=== What is expected ===
Give the count of lines containing the string "STREET", with no other output.

[Dataset rows about figures]

_ _ _

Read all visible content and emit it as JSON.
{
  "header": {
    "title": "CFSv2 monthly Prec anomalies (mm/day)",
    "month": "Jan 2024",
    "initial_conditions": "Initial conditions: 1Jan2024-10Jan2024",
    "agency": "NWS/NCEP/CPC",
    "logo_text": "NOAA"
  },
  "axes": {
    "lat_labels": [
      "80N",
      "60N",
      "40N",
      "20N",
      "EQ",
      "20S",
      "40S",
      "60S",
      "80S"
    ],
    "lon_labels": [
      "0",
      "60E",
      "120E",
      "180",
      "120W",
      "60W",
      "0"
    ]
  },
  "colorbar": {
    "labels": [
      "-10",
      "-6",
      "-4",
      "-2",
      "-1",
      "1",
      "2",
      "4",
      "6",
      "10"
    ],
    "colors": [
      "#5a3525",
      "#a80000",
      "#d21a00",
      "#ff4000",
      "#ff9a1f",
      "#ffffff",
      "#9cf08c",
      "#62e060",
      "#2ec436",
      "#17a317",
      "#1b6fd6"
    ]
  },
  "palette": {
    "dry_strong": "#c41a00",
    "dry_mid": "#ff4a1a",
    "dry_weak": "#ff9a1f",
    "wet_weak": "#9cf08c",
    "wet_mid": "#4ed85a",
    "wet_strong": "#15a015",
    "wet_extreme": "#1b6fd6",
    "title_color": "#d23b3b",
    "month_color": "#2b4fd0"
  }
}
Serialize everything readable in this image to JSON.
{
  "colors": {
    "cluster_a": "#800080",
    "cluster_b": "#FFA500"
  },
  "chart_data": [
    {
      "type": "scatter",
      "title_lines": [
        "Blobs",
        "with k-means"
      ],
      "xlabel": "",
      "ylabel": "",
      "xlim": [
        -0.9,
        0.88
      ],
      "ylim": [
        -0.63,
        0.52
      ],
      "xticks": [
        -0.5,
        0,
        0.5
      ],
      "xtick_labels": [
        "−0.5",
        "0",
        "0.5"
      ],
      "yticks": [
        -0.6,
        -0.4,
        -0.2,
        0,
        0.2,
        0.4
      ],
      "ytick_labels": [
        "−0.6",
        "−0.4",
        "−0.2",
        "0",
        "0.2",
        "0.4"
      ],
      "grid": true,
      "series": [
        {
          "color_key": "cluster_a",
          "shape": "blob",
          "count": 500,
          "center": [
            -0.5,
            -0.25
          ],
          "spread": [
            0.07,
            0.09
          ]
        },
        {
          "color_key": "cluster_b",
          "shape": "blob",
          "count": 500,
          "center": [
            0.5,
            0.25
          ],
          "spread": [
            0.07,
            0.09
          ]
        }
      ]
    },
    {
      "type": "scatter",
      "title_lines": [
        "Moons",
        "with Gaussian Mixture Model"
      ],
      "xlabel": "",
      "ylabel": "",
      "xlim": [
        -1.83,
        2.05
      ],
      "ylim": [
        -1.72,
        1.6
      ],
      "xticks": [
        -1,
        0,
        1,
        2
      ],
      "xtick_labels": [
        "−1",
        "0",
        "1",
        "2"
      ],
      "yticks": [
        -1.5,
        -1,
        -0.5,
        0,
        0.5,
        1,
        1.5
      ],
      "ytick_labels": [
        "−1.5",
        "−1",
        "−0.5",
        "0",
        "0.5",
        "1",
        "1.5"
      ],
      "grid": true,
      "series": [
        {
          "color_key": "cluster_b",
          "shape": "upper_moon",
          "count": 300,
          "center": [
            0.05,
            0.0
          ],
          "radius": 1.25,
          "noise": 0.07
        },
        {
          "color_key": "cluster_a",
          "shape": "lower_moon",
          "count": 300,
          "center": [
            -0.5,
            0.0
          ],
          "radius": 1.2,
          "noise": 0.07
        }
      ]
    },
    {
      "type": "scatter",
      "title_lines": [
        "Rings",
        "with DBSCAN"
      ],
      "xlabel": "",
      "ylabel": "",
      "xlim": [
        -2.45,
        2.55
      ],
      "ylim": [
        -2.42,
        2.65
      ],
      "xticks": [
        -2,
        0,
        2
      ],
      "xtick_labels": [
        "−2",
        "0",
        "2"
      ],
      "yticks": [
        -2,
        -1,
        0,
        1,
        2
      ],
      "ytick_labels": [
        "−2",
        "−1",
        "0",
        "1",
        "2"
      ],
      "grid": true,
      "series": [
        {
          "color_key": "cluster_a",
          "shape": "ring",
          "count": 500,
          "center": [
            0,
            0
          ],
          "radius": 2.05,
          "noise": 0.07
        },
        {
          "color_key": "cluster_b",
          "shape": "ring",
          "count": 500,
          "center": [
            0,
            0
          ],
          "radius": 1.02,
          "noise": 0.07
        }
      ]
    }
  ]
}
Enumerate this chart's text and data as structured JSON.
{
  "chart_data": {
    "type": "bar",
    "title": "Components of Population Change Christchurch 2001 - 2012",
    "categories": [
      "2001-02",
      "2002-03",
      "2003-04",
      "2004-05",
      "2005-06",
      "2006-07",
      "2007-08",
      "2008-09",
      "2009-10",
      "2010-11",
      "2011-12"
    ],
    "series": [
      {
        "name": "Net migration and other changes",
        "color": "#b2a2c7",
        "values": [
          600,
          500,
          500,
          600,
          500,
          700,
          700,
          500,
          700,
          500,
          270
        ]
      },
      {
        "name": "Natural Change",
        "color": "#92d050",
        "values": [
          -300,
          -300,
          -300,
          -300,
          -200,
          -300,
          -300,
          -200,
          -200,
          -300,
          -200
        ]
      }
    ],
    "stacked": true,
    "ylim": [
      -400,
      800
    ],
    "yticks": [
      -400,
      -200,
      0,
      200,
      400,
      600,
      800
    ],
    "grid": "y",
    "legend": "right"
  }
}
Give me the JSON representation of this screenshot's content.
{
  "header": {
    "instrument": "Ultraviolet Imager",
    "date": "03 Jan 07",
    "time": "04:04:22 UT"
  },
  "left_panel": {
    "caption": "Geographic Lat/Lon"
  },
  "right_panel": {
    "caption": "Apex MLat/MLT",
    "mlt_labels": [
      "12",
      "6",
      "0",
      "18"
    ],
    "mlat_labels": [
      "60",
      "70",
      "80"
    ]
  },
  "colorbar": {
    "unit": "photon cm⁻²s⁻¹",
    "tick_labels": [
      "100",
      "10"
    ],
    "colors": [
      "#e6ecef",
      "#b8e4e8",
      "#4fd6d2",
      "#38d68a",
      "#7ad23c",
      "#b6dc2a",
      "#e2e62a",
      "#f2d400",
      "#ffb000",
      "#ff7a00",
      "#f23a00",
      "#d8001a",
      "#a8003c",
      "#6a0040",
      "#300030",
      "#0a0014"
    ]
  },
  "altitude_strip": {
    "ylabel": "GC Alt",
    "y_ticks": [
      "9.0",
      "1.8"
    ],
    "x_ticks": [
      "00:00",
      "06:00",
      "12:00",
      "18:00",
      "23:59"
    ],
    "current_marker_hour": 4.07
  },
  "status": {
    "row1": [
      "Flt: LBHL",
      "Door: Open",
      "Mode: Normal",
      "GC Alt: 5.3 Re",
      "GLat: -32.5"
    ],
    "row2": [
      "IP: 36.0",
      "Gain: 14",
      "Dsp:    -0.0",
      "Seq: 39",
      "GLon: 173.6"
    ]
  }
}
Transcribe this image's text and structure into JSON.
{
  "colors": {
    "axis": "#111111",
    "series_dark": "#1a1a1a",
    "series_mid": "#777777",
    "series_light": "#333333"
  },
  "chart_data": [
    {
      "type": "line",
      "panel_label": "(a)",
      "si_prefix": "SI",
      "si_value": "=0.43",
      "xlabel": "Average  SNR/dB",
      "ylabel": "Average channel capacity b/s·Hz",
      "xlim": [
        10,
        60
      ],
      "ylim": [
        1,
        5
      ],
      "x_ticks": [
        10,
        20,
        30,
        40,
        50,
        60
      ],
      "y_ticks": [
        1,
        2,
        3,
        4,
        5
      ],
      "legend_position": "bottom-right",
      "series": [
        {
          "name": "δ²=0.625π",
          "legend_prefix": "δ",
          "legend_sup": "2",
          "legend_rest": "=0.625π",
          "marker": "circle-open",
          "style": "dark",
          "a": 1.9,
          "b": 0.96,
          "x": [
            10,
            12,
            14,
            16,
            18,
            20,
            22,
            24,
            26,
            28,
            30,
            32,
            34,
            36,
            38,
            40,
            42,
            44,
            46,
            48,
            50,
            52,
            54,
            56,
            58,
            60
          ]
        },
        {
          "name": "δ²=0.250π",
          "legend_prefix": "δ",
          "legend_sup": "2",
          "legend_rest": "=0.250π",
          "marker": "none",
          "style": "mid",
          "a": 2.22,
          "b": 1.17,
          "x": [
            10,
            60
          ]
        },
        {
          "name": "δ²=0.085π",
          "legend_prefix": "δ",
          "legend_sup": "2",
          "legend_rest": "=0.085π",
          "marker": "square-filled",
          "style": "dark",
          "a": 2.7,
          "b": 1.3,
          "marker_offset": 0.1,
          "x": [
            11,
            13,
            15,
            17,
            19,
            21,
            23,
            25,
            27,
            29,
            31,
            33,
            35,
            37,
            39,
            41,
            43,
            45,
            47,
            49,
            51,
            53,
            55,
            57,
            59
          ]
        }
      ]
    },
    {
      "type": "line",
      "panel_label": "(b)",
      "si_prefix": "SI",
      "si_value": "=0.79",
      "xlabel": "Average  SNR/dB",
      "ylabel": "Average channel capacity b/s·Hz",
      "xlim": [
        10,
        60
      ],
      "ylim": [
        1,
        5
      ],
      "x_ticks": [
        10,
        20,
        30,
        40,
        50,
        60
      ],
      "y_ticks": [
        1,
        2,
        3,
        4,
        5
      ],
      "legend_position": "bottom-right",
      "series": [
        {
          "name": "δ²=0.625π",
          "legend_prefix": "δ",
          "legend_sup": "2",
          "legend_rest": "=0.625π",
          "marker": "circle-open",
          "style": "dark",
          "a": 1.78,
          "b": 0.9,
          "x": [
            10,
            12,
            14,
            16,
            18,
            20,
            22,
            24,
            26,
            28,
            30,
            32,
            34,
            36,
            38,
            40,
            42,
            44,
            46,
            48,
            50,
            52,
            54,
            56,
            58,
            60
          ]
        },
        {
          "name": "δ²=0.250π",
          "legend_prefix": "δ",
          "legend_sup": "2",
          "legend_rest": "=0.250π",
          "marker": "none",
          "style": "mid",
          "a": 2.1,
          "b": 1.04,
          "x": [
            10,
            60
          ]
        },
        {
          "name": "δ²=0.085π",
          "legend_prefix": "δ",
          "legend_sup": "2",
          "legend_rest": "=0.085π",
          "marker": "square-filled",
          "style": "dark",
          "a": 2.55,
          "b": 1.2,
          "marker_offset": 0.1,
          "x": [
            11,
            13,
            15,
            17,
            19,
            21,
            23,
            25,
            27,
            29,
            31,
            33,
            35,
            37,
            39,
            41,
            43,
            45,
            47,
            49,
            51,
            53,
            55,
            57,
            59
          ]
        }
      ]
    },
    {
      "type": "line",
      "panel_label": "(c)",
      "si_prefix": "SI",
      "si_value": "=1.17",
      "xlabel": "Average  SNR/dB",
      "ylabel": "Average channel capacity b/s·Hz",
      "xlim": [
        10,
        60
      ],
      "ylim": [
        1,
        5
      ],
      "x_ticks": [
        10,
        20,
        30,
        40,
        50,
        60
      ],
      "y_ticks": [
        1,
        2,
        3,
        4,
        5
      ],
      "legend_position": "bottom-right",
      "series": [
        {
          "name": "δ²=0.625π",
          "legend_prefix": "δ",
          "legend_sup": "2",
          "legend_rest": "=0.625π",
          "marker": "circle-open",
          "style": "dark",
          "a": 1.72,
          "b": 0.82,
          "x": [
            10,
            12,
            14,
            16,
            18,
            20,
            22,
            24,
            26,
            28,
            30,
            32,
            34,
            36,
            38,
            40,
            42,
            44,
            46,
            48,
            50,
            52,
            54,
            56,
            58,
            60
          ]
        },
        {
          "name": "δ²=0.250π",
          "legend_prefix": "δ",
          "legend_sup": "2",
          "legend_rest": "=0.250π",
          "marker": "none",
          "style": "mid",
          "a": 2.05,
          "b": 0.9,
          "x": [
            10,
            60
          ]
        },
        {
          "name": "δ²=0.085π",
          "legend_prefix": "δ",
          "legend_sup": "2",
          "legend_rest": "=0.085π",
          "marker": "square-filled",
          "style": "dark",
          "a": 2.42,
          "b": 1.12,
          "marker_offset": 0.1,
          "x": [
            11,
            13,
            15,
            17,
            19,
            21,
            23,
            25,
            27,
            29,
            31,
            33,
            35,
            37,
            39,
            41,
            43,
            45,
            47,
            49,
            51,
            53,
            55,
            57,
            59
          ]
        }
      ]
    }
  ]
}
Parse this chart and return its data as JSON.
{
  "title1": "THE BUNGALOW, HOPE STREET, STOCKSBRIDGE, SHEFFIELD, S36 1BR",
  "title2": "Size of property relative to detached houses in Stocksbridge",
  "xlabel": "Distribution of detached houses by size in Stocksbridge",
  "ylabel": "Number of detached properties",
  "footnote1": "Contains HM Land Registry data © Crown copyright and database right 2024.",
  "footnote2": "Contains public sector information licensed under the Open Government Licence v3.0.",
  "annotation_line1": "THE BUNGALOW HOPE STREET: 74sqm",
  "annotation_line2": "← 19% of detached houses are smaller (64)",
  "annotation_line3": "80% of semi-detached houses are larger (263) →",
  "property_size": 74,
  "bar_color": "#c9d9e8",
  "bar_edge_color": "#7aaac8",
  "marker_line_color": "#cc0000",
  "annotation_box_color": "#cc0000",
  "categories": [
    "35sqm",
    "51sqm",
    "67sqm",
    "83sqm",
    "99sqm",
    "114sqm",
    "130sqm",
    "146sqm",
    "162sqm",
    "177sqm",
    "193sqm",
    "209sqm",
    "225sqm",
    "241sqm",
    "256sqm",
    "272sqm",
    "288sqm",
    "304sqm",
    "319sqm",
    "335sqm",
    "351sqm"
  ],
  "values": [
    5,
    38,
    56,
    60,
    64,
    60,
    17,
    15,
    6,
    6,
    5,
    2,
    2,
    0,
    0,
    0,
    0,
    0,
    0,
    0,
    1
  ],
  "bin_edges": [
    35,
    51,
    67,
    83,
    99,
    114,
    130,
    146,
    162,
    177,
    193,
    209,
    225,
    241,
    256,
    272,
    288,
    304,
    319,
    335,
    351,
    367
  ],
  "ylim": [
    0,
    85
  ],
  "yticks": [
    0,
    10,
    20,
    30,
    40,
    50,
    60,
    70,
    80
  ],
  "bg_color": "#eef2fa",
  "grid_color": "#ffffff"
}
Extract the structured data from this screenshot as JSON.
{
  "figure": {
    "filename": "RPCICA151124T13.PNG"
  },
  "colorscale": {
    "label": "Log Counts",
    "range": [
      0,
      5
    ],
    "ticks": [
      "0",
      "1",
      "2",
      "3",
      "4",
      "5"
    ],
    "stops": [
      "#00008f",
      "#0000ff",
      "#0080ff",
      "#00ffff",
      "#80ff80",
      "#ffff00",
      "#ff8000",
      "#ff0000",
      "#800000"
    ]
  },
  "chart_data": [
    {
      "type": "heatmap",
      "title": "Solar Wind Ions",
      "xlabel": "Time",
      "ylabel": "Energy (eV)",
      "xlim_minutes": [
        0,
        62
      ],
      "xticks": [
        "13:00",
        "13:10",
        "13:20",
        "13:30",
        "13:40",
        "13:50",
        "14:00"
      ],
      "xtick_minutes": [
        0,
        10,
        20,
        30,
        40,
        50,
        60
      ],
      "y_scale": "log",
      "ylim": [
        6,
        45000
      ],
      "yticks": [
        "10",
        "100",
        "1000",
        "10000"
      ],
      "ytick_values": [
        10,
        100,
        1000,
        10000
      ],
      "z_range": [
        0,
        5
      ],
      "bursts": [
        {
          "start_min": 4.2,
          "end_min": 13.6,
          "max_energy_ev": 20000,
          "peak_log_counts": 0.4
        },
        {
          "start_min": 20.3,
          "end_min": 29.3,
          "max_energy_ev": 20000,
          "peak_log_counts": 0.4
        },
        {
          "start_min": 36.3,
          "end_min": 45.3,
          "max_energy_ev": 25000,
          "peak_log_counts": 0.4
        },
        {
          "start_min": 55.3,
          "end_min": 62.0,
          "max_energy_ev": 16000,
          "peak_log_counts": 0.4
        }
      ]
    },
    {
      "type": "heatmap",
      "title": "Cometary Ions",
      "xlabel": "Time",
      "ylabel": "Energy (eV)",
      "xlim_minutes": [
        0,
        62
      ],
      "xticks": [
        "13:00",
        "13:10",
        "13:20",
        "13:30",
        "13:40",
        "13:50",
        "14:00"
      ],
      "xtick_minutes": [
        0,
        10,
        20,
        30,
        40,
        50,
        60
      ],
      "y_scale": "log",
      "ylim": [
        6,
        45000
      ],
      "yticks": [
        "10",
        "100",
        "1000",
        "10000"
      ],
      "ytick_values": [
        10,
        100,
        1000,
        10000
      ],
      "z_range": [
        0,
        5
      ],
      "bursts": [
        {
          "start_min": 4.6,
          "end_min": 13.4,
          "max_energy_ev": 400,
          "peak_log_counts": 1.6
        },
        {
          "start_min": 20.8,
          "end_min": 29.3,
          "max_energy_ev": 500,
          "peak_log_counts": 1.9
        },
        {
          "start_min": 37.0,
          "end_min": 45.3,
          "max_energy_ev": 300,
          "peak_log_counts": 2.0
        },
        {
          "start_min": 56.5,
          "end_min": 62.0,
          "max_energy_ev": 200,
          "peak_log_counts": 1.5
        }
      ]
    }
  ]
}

_ _ _

=== Correct output ===
2